==== Dataset ====
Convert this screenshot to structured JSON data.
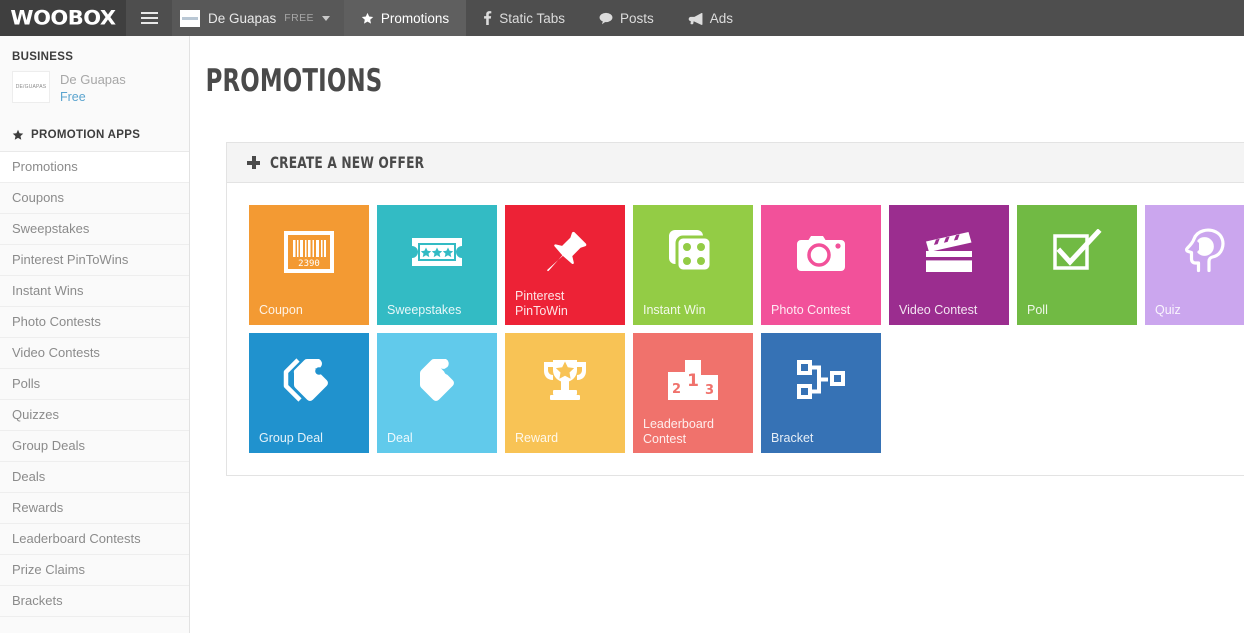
{
  "topbar": {
    "logo": "WOOBOX",
    "menu_icon": "hamburger-icon",
    "account": {
      "name": "De Guapas",
      "plan": "FREE",
      "caret": "chevron-down-icon"
    },
    "tabs": [
      {
        "label": "Promotions",
        "icon": "star-icon",
        "active": true
      },
      {
        "label": "Static Tabs",
        "icon": "facebook-icon",
        "active": false
      },
      {
        "label": "Posts",
        "icon": "comment-icon",
        "active": false
      },
      {
        "label": "Ads",
        "icon": "megaphone-icon",
        "active": false
      }
    ]
  },
  "sidebar": {
    "business_label": "BUSINESS",
    "business": {
      "name": "De Guapas",
      "plan": "Free",
      "thumb_text": "DE/GUAPAS"
    },
    "apps_header": "PROMOTION APPS",
    "apps_header_icon": "star-icon",
    "items": [
      {
        "label": "Promotions",
        "active": true
      },
      {
        "label": "Coupons",
        "active": false
      },
      {
        "label": "Sweepstakes",
        "active": false
      },
      {
        "label": "Pinterest PinToWins",
        "active": false
      },
      {
        "label": "Instant Wins",
        "active": false
      },
      {
        "label": "Photo Contests",
        "active": false
      },
      {
        "label": "Video Contests",
        "active": false
      },
      {
        "label": "Polls",
        "active": false
      },
      {
        "label": "Quizzes",
        "active": false
      },
      {
        "label": "Group Deals",
        "active": false
      },
      {
        "label": "Deals",
        "active": false
      },
      {
        "label": "Rewards",
        "active": false
      },
      {
        "label": "Leaderboard Contests",
        "active": false
      },
      {
        "label": "Prize Claims",
        "active": false
      },
      {
        "label": "Brackets",
        "active": false
      }
    ]
  },
  "main": {
    "page_title": "PROMOTIONS",
    "create_offer_label": "CREATE A NEW OFFER",
    "create_offer_icon": "plus-icon",
    "tiles_row1": [
      {
        "label": "Coupon",
        "icon": "barcode-icon",
        "color": "#F39A33"
      },
      {
        "label": "Sweepstakes",
        "icon": "ticket-icon",
        "color": "#33BBC4"
      },
      {
        "label": "Pinterest\nPinToWin",
        "icon": "pushpin-icon",
        "color": "#ED2236"
      },
      {
        "label": "Instant Win",
        "icon": "dice-icon",
        "color": "#93CC45"
      },
      {
        "label": "Photo Contest",
        "icon": "camera-icon",
        "color": "#F2519A"
      },
      {
        "label": "Video Contest",
        "icon": "clapperboard-icon",
        "color": "#9B2D8F"
      },
      {
        "label": "Poll",
        "icon": "checkbox-icon",
        "color": "#71BA44"
      },
      {
        "label": "Quiz",
        "icon": "brain-head-icon",
        "color": "#CBA6EE"
      }
    ],
    "tiles_row2": [
      {
        "label": "Group Deal",
        "icon": "double-tag-icon",
        "color": "#2092CE"
      },
      {
        "label": "Deal",
        "icon": "tag-icon",
        "color": "#61CAEB"
      },
      {
        "label": "Reward",
        "icon": "trophy-icon",
        "color": "#F8C355"
      },
      {
        "label": "Leaderboard\nContest",
        "icon": "podium-icon",
        "color": "#F0726C"
      },
      {
        "label": "Bracket",
        "icon": "bracket-icon",
        "color": "#3672B5"
      }
    ]
  }
}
====
The word "Video" appears in how many lines of the records? Give the number only.

2